## Exercise aim
Reproduce all of the data exactly, with no line skipped.

--- Start of Provided entries ---

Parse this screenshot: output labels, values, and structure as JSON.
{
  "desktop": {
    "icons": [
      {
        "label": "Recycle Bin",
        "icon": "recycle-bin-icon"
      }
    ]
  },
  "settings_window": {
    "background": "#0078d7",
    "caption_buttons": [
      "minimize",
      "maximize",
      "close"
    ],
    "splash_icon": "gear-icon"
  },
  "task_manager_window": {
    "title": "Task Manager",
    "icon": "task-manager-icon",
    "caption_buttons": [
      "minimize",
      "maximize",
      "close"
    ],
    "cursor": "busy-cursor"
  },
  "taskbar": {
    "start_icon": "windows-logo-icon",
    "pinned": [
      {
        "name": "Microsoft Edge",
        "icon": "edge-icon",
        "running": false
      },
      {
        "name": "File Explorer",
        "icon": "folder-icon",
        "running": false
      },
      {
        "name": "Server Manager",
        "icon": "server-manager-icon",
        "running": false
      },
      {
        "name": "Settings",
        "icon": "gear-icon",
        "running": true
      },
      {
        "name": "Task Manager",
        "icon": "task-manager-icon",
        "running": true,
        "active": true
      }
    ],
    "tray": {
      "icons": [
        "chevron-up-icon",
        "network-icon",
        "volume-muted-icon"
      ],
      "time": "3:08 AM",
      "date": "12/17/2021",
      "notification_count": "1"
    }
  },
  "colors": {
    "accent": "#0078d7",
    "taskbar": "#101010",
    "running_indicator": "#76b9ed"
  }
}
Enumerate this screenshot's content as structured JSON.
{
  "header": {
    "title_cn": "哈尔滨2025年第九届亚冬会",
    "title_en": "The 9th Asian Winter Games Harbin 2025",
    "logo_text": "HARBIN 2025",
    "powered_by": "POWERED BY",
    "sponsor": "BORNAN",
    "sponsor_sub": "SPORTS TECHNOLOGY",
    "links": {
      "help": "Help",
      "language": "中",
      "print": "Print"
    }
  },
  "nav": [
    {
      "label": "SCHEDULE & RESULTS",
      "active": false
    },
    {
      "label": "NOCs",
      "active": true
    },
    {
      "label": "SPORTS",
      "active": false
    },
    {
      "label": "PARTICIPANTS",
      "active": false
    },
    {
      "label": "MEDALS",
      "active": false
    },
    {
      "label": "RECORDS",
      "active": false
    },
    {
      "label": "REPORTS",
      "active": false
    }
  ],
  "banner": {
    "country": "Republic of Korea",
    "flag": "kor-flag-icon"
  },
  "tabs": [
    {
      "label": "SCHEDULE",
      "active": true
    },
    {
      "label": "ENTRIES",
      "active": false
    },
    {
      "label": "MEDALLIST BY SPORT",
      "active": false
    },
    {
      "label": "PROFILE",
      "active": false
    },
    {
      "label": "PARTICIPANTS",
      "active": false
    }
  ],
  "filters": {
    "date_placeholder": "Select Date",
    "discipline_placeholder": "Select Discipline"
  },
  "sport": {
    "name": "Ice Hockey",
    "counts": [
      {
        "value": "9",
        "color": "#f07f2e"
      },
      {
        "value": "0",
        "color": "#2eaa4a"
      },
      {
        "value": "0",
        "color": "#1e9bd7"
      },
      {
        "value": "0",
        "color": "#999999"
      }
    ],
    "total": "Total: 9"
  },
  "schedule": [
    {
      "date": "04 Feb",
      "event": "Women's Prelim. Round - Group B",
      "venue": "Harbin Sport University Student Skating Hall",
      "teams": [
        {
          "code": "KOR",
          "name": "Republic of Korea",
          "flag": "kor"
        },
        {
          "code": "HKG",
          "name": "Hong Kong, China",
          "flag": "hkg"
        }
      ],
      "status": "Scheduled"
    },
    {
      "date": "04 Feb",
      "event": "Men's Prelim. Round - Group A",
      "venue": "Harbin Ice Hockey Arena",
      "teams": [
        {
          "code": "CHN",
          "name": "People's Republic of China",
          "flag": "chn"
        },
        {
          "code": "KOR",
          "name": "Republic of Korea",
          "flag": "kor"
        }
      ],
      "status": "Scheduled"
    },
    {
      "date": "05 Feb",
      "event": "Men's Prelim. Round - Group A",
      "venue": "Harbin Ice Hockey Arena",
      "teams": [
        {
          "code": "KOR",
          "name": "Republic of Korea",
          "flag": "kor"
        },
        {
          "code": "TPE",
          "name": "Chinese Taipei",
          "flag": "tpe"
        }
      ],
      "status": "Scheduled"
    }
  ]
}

--- End of Provided entries ---

## Task solution
Parse this screenshot: output labels, values, and structure as JSON.
{
  "desktop": {
    "icons": [
      {
        "label": "Recycle Bin",
        "icon": "recycle-bin-icon"
      }
    ]
  },
  "settings_window": {
    "background": "#0078d7",
    "caption_buttons": [
      "minimize",
      "maximize",
      "close"
    ],
    "splash_icon": "gear-icon"
  },
  "task_manager_window": {
    "title": "Task Manager",
    "icon": "task-manager-icon",
    "caption_buttons": [
      "minimize",
      "maximize",
      "close"
    ],
    "cursor": "busy-cursor"
  },
  "taskbar": {
    "start_icon": "windows-logo-icon",
    "pinned": [
      {
        "name": "Microsoft Edge",
        "icon": "edge-icon",
        "running": false
      },
      {
        "name": "File Explorer",
        "icon": "folder-icon",
        "running": false
      },
      {
        "name": "Server Manager",
        "icon": "server-manager-icon",
        "running": false
      },
      {
        "name": "Settings",
        "icon": "gear-icon",
        "running": true
      },
      {
        "name": "Task Manager",
        "icon": "task-manager-icon",
        "running": true,
        "active": true
      }
    ],
    "tray": {
      "icons": [
        "chevron-up-icon",
        "network-icon",
        "volume-muted-icon"
      ],
      "time": "3:08 AM",
      "date": "12/17/2021",
      "notification_count": "1"
    }
  },
  "colors": {
    "accent": "#0078d7",
    "taskbar": "#101010",
    "running_indicator": "#76b9ed"
  }
}
Enumerate this screenshot's content as structured JSON.
{
  "header": {
    "title_cn": "哈尔滨2025年第九届亚冬会",
    "title_en": "The 9th Asian Winter Games Harbin 2025",
    "logo_text": "HARBIN 2025",
    "powered_by": "POWERED BY",
    "sponsor": "BORNAN",
    "sponsor_sub": "SPORTS TECHNOLOGY",
    "links": {
      "help": "Help",
      "language": "中",
      "print": "Print"
    }
  },
  "nav": [
    {
      "label": "SCHEDULE & RESULTS",
      "active": false
    },
    {
      "label": "NOCs",
      "active": true
    },
    {
      "label": "SPORTS",
      "active": false
    },
    {
      "label": "PARTICIPANTS",
      "active": false
    },
    {
      "label": "MEDALS",
      "active": false
    },
    {
      "label": "RECORDS",
      "active": false
    },
    {
      "label": "REPORTS",
      "active": false
    }
  ],
  "banner": {
    "country": "Republic of Korea",
    "flag": "kor-flag-icon"
  },
  "tabs": [
    {
      "label": "SCHEDULE",
      "active": true
    },
    {
      "label": "ENTRIES",
      "active": false
    },
    {
      "label": "MEDALLIST BY SPORT",
      "active": false
    },
    {
      "label": "PROFILE",
      "active": false
    },
    {
      "label": "PARTICIPANTS",
      "active": false
    }
  ],
  "filters": {
    "date_placeholder": "Select Date",
    "discipline_placeholder": "Select Discipline"
  },
  "sport": {
    "name": "Ice Hockey",
    "counts": [
      {
        "value": "9",
        "color": "#f07f2e"
      },
      {
        "value": "0",
        "color": "#2eaa4a"
      },
      {
        "value": "0",
        "color": "#1e9bd7"
      },
      {
        "value": "0",
        "color": "#999999"
      }
    ],
    "total": "Total: 9"
  },
  "schedule": [
    {
      "date": "04 Feb",
      "event": "Women's Prelim. Round - Group B",
      "venue": "Harbin Sport University Student Skating Hall",
      "teams": [
        {
          "code": "KOR",
          "name": "Republic of Korea",
          "flag": "kor"
        },
        {
          "code": "HKG",
          "name": "Hong Kong, China",
          "flag": "hkg"
        }
      ],
      "status": "Scheduled"
    },
    {
      "date": "04 Feb",
      "event": "Men's Prelim. Round - Group A",
      "venue": "Harbin Ice Hockey Arena",
      "teams": [
        {
          "code": "CHN",
          "name": "People's Republic of China",
          "flag": "chn"
        },
        {
          "code": "KOR",
          "name": "Republic of Korea",
          "flag": "kor"
        }
      ],
      "status": "Scheduled"
    },
    {
      "date": "05 Feb",
      "event": "Men's Prelim. Round - Group A",
      "venue": "Harbin Ice Hockey Arena",
      "teams": [
        {
          "code": "KOR",
          "name": "Republic of Korea",
          "flag": "kor"
        },
        {
          "code": "TPE",
          "name": "Chinese Taipei",
          "flag": "tpe"
        }
      ],
      "status": "Scheduled"
    }
  ]
}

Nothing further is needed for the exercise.